Listed entries ▸
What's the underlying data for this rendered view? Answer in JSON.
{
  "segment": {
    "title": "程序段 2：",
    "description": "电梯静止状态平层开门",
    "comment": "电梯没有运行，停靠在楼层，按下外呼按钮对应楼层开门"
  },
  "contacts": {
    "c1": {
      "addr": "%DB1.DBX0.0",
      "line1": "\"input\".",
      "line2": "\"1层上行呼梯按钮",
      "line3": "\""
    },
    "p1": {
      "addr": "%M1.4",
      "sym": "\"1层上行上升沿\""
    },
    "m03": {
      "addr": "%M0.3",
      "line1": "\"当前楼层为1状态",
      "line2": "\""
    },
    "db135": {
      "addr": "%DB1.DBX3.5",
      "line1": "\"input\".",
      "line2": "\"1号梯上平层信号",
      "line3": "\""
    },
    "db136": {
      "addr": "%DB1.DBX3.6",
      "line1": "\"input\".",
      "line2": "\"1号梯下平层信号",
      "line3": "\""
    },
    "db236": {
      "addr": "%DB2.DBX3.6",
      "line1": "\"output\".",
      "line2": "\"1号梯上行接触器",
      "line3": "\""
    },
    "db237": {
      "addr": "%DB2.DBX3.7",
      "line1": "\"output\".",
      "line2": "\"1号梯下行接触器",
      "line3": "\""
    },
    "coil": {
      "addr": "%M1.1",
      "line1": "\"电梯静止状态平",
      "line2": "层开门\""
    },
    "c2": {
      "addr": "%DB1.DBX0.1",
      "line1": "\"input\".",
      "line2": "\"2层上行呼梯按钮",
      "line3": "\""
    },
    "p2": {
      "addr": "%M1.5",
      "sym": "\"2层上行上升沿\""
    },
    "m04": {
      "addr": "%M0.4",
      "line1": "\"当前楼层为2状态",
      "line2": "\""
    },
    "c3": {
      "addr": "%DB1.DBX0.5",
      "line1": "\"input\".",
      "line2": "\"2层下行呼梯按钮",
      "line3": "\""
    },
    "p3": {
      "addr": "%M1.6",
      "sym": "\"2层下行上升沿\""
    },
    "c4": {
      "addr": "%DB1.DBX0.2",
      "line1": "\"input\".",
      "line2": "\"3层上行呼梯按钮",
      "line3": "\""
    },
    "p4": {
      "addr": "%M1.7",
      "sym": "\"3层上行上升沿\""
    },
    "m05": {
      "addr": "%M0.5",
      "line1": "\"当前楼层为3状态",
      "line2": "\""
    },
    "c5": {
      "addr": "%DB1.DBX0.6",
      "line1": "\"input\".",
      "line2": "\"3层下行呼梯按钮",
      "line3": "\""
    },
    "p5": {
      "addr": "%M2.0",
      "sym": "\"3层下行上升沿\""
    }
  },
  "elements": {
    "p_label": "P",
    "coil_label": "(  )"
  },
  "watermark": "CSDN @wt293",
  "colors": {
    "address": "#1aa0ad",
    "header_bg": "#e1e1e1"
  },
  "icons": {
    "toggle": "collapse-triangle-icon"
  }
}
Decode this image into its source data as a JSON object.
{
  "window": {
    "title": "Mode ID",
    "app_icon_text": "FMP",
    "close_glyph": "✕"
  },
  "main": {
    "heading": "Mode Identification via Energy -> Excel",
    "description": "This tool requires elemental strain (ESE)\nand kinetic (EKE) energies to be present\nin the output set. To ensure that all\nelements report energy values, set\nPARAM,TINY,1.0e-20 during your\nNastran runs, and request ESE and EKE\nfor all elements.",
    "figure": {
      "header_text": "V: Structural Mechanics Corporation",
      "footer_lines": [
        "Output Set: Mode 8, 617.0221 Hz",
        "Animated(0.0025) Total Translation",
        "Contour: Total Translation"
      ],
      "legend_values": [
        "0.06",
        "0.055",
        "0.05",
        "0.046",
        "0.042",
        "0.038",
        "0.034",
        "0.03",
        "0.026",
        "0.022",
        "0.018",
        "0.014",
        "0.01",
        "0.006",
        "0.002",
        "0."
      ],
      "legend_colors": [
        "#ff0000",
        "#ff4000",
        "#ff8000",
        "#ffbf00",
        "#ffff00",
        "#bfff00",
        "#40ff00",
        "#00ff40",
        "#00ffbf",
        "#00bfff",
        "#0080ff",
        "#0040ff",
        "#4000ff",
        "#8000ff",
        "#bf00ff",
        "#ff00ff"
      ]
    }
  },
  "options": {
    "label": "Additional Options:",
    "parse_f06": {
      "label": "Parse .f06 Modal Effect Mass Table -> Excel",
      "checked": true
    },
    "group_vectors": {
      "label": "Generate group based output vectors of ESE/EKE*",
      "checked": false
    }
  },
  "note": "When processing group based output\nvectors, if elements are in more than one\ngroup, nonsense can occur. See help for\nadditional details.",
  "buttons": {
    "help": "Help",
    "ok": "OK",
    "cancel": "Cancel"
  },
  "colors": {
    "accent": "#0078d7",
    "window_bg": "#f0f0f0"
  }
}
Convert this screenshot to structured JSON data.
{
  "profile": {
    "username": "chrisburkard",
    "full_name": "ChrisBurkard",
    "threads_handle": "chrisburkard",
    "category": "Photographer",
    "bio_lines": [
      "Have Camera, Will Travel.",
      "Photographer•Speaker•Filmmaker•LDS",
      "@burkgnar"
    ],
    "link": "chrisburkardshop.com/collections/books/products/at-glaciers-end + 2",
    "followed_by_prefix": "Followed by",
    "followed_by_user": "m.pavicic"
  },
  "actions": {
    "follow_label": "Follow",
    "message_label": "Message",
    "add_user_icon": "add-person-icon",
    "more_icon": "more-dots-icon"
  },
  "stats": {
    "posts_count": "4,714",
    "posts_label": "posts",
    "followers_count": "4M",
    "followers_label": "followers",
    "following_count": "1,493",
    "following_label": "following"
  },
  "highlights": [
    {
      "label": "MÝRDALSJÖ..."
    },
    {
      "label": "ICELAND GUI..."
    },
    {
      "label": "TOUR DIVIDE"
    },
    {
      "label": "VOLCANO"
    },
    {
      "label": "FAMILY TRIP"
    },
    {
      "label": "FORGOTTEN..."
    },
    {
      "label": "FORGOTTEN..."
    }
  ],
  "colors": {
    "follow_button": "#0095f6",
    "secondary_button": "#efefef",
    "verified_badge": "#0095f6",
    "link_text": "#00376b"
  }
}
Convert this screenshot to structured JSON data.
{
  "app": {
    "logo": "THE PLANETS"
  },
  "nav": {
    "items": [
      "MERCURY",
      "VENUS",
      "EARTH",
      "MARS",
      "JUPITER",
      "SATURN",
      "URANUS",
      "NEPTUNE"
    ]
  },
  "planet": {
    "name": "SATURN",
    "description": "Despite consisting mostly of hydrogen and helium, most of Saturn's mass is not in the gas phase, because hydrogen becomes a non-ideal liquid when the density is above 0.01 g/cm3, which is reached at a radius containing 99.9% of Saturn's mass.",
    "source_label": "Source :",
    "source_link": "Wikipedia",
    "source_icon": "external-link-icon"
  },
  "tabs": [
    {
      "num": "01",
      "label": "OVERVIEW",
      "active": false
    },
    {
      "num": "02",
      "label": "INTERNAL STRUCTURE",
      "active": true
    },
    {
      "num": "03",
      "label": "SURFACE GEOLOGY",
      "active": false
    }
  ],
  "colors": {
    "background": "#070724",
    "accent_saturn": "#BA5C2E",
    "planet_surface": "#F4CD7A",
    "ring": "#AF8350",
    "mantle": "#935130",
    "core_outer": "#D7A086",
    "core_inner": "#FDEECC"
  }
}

What to work on ▸ Of the lines in the entries, how many include the word "based"? State only the number.

Worked solution ▸ 2